Rows from a dataset:
|---|

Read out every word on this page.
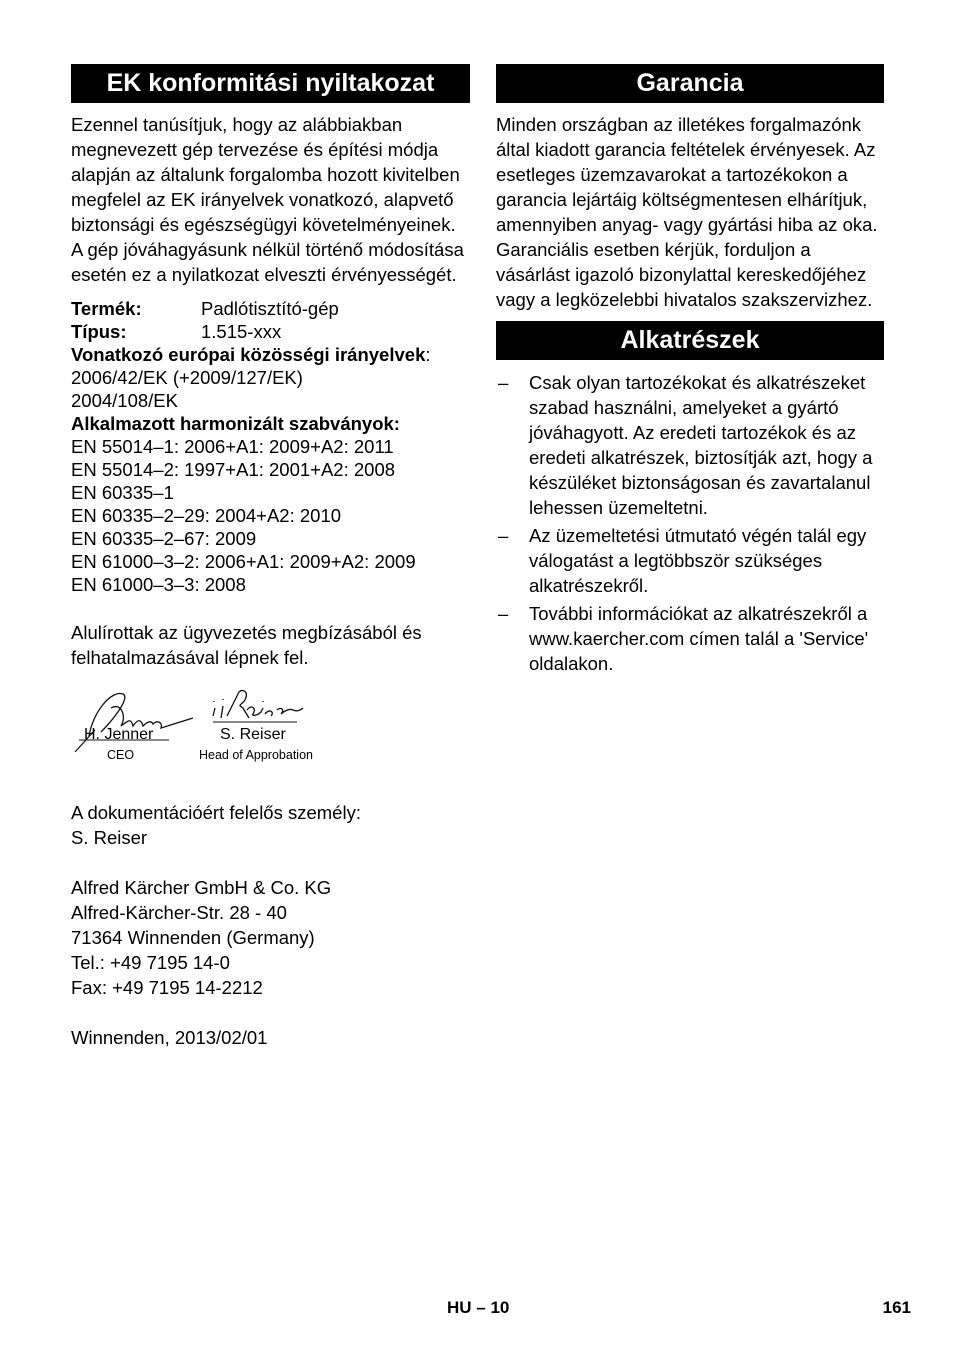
EK konformitási nyiltakozat

Ezennel tanúsítjuk, hogy az alábbiakban megnevezett gép tervezése és építési módja alapján az általunk forgalomba hozott kivitelben megfelel az EK irányelvek vonatkozó, alapvető biztonsági és egészségügyi követelményeinek. A gép jóváhagyásunk nélkül történő módosítása esetén ez a nyilatkozat elveszti érvényességét.

Termék:	Padlótisztító-gép
Típus:	1.515-xxx
Vonatkozó európai közösségi irányelvek:
2006/42/EK (+2009/127/EK)
2004/108/EK
Alkalmazott harmonizált szabványok:
EN 55014–1: 2006+A1: 2009+A2: 2011
EN 55014–2: 1997+A1: 2001+A2: 2008
EN 60335–1
EN 60335–2–29: 2004+A2: 2010
EN 60335–2–67: 2009
EN 61000–3–2: 2006+A1: 2009+A2: 2009
EN 61000–3–3: 2008

Alulírottak az ügyvezetés megbízásából és felhatalmazásával lépnek fel.

H. Jenner
CEO
S. Reiser
Head of Approbation
A dokumentációért felelős személy:
S. Reiser
Alfred Kärcher GmbH & Co. KG
Alfred-Kärcher-Str. 28 - 40
71364 Winnenden (Germany)
Tel.: +49 7195 14-0
Fax: +49 7195 14-2212
Winnenden, 2013/02/01
Garancia

Minden országban az illetékes forgalmazónk által kiadott garancia feltételek érvényesek. Az esetleges üzemzavarokat a tartozékokon a garancia lejártáig költségmentesen elhárítjuk, amennyiben anyag- vagy gyártási hiba az oka. Garanciális esetben kérjük, forduljon a vásárlást igazoló bizonylattal kereskedőjéhez vagy a legközelebbi hivatalos szakszervizhez.

Alkatrészek
– Csak olyan tartozékokat és alkatrészeket szabad használni, amelyeket a gyártó jóváhagyott. Az eredeti tartozékok és az eredeti alkatrészek, biztosítják azt, hogy a készüléket biztonságosan és zavartalanul lehessen üzemeltetni.
– Az üzemeltetési útmutató végén talál egy válogatást a legtöbbször szükséges alkatrészekről.
– További információkat az alkatrészekről a www.kaercher.com címen talál a 'Service' oldalakon.
HU – 10	161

|---|

» **WHAT YOU SHOULD DO**
Using the material above, retype each entry exactly and omit the pictures.

» **FULL SOLUTION**
Read out every word on this page.
EK konformitási nyiltakozat

Ezennel tanúsítjuk, hogy az alábbiakban megnevezett gép tervezése és építési módja alapján az általunk forgalomba hozott kivitelben megfelel az EK irányelvek vonatkozó, alapvető biztonsági és egészségügyi követelményeinek. A gép jóváhagyásunk nélkül történő módosítása esetén ez a nyilatkozat elveszti érvényességét.

Termék:	Padlótisztító-gép
Típus:	1.515-xxx
Vonatkozó európai közösségi irányelvek:
2006/42/EK (+2009/127/EK)
2004/108/EK
Alkalmazott harmonizált szabványok:
EN 55014–1: 2006+A1: 2009+A2: 2011
EN 55014–2: 1997+A1: 2001+A2: 2008
EN 60335–1
EN 60335–2–29: 2004+A2: 2010
EN 60335–2–67: 2009
EN 61000–3–2: 2006+A1: 2009+A2: 2009
EN 61000–3–3: 2008

Alulírottak az ügyvezetés megbízásából és felhatalmazásával lépnek fel.

H. Jenner
CEO
S. Reiser
Head of Approbation
A dokumentációért felelős személy:
S. Reiser
Alfred Kärcher GmbH & Co. KG
Alfred-Kärcher-Str. 28 - 40
71364 Winnenden (Germany)
Tel.: +49 7195 14-0
Fax: +49 7195 14-2212
Winnenden, 2013/02/01
Garancia

Minden országban az illetékes forgalmazónk által kiadott garancia feltételek érvényesek. Az esetleges üzemzavarokat a tartozékokon a garancia lejártáig költségmentesen elhárítjuk, amennyiben anyag- vagy gyártási hiba az oka. Garanciális esetben kérjük, forduljon a vásárlást igazoló bizonylattal kereskedőjéhez vagy a legközelebbi hivatalos szakszervizhez.

Alkatrészek
– Csak olyan tartozékokat és alkatrészeket szabad használni, amelyeket a gyártó jóváhagyott. Az eredeti tartozékok és az eredeti alkatrészek, biztosítják azt, hogy a készüléket biztonságosan és zavartalanul lehessen üzemeltetni.
– Az üzemeltetési útmutató végén talál egy válogatást a legtöbbször szükséges alkatrészekről.
– További információkat az alkatrészekről a www.kaercher.com címen talál a 'Service' oldalakon.
HU – 10	161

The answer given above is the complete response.